** start DATASET ENTRIES **
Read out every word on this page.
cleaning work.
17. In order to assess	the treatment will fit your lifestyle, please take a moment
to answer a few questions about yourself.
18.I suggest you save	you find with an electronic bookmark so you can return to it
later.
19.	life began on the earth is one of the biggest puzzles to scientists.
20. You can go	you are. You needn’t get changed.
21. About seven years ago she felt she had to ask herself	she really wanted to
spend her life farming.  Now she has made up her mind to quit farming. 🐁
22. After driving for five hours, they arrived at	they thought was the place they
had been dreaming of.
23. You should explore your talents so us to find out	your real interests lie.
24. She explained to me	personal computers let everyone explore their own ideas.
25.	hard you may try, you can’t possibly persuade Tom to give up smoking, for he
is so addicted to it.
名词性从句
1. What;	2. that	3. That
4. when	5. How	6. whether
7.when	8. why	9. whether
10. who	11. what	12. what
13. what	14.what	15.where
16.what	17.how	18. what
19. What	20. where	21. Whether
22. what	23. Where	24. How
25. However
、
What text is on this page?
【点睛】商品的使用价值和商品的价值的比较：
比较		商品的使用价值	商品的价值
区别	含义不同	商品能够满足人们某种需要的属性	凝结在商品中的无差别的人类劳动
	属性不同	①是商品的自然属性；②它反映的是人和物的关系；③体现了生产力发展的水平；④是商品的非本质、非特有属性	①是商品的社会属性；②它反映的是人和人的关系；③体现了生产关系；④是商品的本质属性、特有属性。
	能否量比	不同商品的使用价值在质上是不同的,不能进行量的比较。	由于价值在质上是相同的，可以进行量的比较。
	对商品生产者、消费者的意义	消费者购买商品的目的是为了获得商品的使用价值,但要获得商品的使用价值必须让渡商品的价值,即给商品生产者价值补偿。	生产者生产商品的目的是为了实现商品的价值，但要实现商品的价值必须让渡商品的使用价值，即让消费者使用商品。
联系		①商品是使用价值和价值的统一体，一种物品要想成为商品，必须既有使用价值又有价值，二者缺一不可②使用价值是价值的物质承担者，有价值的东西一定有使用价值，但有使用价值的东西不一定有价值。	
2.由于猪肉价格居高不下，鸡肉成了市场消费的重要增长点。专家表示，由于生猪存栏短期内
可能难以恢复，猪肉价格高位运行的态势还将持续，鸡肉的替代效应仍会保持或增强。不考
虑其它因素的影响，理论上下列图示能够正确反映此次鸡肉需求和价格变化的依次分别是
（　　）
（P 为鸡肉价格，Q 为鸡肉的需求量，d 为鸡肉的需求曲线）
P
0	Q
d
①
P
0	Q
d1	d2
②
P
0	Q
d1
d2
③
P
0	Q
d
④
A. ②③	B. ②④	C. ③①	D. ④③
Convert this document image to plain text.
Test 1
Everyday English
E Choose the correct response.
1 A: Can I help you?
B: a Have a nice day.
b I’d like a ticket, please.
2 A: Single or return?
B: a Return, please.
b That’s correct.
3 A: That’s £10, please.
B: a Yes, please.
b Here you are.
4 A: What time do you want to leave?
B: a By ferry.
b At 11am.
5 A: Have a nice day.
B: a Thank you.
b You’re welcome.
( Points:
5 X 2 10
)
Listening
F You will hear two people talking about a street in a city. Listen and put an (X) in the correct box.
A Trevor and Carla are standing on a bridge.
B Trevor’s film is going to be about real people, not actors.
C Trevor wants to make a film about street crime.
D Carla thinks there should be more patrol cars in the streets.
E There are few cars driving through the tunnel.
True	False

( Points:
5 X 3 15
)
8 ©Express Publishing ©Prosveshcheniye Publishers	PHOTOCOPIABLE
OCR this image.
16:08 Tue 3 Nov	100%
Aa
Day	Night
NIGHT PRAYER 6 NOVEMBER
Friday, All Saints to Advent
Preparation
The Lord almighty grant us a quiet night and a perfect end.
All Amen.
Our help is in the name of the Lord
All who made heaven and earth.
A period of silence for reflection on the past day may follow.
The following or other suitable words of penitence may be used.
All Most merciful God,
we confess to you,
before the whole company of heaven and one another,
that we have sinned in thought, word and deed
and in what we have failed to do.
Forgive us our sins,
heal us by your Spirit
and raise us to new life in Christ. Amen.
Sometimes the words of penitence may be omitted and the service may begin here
** end DATASET ENTRIES **
* **YOUR INSTRUCTIONS**
Select all lines in the listing above where the word "Amen" appears, and show them.

* **ANSWER**
All Amen.
and raise us to new life in Christ. Amen.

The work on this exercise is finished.